Direction >> All records are to be retyped faithfully and completely.

[Dataset entries]
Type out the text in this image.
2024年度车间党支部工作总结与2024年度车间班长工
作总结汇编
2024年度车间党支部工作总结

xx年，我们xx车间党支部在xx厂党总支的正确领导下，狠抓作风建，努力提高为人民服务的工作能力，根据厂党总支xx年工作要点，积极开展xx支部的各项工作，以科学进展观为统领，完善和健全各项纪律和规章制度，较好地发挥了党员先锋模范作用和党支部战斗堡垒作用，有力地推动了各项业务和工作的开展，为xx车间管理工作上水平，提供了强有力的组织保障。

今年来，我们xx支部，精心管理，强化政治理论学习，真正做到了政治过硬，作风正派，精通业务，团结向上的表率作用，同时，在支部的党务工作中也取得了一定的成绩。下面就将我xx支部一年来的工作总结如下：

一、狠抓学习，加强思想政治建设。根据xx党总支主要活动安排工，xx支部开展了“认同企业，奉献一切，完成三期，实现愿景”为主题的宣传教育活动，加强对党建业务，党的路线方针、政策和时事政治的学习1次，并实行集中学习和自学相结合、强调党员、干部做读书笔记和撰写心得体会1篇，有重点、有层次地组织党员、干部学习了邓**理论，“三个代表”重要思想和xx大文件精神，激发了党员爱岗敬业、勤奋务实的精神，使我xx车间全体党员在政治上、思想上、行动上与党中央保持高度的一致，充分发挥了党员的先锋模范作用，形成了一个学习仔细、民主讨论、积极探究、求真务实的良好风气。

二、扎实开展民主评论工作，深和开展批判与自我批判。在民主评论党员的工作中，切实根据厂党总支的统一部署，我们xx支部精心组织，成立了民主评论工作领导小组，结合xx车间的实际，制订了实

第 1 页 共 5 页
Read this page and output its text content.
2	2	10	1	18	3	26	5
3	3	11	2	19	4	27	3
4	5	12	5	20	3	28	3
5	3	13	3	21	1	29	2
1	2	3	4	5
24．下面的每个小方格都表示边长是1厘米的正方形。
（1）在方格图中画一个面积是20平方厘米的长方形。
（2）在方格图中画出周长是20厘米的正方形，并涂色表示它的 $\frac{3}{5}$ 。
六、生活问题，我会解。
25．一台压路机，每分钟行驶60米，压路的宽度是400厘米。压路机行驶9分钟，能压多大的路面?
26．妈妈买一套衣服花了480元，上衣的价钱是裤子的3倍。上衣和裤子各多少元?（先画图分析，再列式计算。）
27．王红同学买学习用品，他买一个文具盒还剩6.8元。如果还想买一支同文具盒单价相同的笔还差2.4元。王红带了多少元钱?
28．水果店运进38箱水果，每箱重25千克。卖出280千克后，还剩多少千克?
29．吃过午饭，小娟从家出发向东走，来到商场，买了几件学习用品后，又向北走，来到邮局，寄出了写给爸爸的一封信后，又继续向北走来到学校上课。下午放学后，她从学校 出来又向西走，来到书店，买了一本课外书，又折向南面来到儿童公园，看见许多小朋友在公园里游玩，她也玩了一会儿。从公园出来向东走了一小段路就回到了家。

Exercise response >>
Type out the text in this image.
2024年度车间党支部工作总结与2024年度车间班长工
作总结汇编
2024年度车间党支部工作总结

xx年，我们xx车间党支部在xx厂党总支的正确领导下，狠抓作风建，努力提高为人民服务的工作能力，根据厂党总支xx年工作要点，积极开展xx支部的各项工作，以科学进展观为统领，完善和健全各项纪律和规章制度，较好地发挥了党员先锋模范作用和党支部战斗堡垒作用，有力地推动了各项业务和工作的开展，为xx车间管理工作上水平，提供了强有力的组织保障。

今年来，我们xx支部，精心管理，强化政治理论学习，真正做到了政治过硬，作风正派，精通业务，团结向上的表率作用，同时，在支部的党务工作中也取得了一定的成绩。下面就将我xx支部一年来的工作总结如下：

一、狠抓学习，加强思想政治建设。根据xx党总支主要活动安排工，xx支部开展了“认同企业，奉献一切，完成三期，实现愿景”为主题的宣传教育活动，加强对党建业务，党的路线方针、政策和时事政治的学习1次，并实行集中学习和自学相结合、强调党员、干部做读书笔记和撰写心得体会1篇，有重点、有层次地组织党员、干部学习了邓**理论，“三个代表”重要思想和xx大文件精神，激发了党员爱岗敬业、勤奋务实的精神，使我xx车间全体党员在政治上、思想上、行动上与党中央保持高度的一致，充分发挥了党员的先锋模范作用，形成了一个学习仔细、民主讨论、积极探究、求真务实的良好风气。

二、扎实开展民主评论工作，深和开展批判与自我批判。在民主评论党员的工作中，切实根据厂党总支的统一部署，我们xx支部精心组织，成立了民主评论工作领导小组，结合xx车间的实际，制订了实

第 1 页 共 5 页
Read this page and output its text content.
2	2	10	1	18	3	26	5
3	3	11	2	19	4	27	3
4	5	12	5	20	3	28	3
5	3	13	3	21	1	29	2
1	2	3	4	5
24．下面的每个小方格都表示边长是1厘米的正方形。
（1）在方格图中画一个面积是20平方厘米的长方形。
（2）在方格图中画出周长是20厘米的正方形，并涂色表示它的 $\frac{3}{5}$ 。
六、生活问题，我会解。
25．一台压路机，每分钟行驶60米，压路的宽度是400厘米。压路机行驶9分钟，能压多大的路面?
26．妈妈买一套衣服花了480元，上衣的价钱是裤子的3倍。上衣和裤子各多少元?（先画图分析，再列式计算。）
27．王红同学买学习用品，他买一个文具盒还剩6.8元。如果还想买一支同文具盒单价相同的笔还差2.4元。王红带了多少元钱?
28．水果店运进38箱水果，每箱重25千克。卖出280千克后，还剩多少千克?
29．吃过午饭，小娟从家出发向东走，来到商场，买了几件学习用品后，又向北走，来到邮局，寄出了写给爸爸的一封信后，又继续向北走来到学校上课。下午放学后，她从学校 出来又向西走，来到书店，买了一本课外书，又折向南面来到儿童公园，看见许多小朋友在公园里游玩，她也玩了一会儿。从公园出来向东走了一小段路就回到了家。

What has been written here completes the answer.